_Written task_
Gather all lines with the word "xlabel" in them.

Figure collection entries:

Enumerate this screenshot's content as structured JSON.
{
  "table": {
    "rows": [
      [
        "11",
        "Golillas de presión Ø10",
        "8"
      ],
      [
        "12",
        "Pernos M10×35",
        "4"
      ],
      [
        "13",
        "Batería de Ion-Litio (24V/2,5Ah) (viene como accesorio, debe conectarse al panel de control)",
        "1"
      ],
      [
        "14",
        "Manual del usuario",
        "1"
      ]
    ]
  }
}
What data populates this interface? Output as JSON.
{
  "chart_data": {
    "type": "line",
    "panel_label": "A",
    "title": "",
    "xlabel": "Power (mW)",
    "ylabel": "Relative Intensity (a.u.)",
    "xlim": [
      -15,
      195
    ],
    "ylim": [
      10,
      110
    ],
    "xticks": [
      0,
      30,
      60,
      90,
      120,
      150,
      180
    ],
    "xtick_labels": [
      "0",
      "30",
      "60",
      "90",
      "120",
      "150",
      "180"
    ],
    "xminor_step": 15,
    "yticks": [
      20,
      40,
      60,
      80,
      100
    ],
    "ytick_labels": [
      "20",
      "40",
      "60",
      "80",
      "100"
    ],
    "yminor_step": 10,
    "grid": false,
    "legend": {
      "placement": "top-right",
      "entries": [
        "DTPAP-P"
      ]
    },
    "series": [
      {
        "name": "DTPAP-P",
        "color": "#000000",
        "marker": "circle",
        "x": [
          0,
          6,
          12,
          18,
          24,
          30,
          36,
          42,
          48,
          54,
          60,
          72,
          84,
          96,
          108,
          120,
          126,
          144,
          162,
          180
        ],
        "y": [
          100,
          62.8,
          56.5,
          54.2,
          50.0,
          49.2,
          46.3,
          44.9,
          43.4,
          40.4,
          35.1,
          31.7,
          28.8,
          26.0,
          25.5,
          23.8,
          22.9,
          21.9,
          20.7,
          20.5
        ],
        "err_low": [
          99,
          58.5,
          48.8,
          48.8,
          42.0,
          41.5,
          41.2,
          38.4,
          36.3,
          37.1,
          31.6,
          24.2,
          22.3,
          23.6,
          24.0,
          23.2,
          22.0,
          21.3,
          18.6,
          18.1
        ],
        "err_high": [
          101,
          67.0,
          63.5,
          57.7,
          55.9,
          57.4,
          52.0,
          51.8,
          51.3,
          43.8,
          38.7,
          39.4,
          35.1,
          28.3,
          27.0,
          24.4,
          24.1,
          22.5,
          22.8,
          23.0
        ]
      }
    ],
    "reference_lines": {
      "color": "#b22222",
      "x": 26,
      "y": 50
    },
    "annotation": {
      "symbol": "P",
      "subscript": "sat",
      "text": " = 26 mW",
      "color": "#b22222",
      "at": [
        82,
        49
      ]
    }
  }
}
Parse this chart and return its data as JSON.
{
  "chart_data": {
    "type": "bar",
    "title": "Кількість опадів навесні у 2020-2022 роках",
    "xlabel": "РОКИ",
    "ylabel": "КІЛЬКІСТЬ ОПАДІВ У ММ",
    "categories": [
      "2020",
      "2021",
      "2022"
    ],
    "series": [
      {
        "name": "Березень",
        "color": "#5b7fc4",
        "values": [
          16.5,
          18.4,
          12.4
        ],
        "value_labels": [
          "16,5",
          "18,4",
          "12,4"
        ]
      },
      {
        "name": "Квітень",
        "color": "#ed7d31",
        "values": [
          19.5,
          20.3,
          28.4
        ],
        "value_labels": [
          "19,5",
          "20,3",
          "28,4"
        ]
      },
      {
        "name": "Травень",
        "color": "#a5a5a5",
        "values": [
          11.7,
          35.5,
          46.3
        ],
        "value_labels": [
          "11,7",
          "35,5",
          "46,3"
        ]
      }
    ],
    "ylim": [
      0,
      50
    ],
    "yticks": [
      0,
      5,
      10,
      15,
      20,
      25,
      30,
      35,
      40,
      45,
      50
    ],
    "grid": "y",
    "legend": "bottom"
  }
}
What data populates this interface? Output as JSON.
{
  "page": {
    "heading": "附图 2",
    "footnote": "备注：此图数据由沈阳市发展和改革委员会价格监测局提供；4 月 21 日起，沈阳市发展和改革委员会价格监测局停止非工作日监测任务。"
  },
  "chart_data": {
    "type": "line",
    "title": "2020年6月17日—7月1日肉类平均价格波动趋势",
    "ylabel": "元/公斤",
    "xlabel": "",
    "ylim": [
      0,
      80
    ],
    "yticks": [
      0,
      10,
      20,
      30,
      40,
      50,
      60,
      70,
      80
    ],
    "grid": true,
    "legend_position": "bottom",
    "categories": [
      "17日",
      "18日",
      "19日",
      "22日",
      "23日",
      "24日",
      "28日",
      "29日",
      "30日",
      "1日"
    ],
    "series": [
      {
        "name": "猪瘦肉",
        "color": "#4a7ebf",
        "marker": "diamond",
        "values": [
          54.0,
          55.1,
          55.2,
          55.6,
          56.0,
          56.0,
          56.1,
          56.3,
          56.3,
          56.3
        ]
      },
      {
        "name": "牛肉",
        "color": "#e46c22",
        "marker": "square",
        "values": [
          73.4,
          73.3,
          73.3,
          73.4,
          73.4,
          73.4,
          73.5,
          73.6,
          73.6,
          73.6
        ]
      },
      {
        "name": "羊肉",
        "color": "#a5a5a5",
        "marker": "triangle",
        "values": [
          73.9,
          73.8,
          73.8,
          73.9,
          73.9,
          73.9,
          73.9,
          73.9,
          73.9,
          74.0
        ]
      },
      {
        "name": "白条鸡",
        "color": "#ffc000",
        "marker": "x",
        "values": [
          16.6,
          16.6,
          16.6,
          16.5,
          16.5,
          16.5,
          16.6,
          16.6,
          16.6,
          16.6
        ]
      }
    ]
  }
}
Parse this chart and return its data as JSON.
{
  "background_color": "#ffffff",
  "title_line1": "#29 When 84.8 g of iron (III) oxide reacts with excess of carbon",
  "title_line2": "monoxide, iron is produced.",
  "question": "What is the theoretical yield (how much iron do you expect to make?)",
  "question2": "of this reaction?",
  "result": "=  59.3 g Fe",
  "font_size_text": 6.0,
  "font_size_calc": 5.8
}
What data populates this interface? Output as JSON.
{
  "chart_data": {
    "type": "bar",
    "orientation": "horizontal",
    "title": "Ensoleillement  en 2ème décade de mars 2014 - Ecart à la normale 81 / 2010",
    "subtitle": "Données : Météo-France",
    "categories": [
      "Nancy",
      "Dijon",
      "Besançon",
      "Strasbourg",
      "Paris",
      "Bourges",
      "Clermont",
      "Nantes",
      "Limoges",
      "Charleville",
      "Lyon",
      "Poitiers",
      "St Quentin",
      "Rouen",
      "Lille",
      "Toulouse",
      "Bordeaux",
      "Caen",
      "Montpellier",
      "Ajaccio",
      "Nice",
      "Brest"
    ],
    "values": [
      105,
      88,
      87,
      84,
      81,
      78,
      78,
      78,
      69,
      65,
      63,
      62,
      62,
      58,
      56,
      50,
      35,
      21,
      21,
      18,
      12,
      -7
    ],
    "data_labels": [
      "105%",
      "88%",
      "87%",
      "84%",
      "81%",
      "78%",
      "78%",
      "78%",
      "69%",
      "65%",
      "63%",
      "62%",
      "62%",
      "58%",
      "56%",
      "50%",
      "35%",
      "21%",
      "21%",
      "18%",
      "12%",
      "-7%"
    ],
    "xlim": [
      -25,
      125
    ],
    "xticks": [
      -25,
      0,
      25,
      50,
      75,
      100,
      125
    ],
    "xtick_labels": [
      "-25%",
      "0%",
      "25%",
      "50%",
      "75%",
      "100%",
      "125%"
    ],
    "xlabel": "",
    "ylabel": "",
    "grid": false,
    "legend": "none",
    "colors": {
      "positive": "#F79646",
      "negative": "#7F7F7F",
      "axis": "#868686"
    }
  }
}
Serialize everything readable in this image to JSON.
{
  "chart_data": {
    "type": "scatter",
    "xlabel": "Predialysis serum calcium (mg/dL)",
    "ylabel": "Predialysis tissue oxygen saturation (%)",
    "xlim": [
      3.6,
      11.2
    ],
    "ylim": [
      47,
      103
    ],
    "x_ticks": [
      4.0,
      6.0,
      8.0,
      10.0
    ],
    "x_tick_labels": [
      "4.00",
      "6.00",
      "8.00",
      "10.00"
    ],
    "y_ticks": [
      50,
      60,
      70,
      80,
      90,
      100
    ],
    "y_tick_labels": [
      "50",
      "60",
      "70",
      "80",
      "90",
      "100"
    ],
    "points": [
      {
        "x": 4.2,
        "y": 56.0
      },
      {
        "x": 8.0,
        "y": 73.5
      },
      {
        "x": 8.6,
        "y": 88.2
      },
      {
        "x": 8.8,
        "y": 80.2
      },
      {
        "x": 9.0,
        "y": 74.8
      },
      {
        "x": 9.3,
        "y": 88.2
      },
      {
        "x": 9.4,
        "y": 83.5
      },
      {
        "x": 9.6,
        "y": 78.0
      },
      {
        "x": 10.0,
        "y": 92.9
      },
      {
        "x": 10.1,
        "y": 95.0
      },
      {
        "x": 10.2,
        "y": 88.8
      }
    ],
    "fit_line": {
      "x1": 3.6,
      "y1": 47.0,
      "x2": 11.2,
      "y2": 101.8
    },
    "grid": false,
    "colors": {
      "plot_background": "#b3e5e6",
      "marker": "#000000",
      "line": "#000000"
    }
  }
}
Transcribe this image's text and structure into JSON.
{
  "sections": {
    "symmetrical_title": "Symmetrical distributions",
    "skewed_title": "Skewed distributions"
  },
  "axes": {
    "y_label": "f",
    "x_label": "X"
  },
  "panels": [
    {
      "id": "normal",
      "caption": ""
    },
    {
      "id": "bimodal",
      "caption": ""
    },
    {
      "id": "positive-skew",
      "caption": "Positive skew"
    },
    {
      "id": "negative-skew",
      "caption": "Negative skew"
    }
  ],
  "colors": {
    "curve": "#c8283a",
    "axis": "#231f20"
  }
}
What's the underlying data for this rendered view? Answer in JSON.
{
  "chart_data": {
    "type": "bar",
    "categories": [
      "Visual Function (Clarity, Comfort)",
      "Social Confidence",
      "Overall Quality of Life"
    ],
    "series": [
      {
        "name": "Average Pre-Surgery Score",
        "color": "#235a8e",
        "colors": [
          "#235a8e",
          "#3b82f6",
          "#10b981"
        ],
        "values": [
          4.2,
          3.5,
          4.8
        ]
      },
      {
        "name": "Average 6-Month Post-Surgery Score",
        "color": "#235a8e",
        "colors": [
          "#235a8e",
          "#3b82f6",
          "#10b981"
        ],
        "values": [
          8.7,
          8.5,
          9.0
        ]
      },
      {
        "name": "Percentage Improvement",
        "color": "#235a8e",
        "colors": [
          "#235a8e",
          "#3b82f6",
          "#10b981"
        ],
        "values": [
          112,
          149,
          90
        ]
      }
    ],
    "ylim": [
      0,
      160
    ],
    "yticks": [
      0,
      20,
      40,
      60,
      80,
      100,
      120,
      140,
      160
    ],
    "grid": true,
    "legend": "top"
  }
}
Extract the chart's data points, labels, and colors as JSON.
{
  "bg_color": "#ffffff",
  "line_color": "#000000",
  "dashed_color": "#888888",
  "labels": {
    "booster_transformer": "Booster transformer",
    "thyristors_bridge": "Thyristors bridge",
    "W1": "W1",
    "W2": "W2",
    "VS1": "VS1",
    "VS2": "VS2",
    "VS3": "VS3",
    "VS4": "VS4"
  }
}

_Result of this exercise_
    "xlabel": "Power (mW)",
    "xlabel": "РОКИ",
    "xlabel": "",
    "xlabel": "",
    "xlabel": "Predialysis serum calcium (mg/dL)",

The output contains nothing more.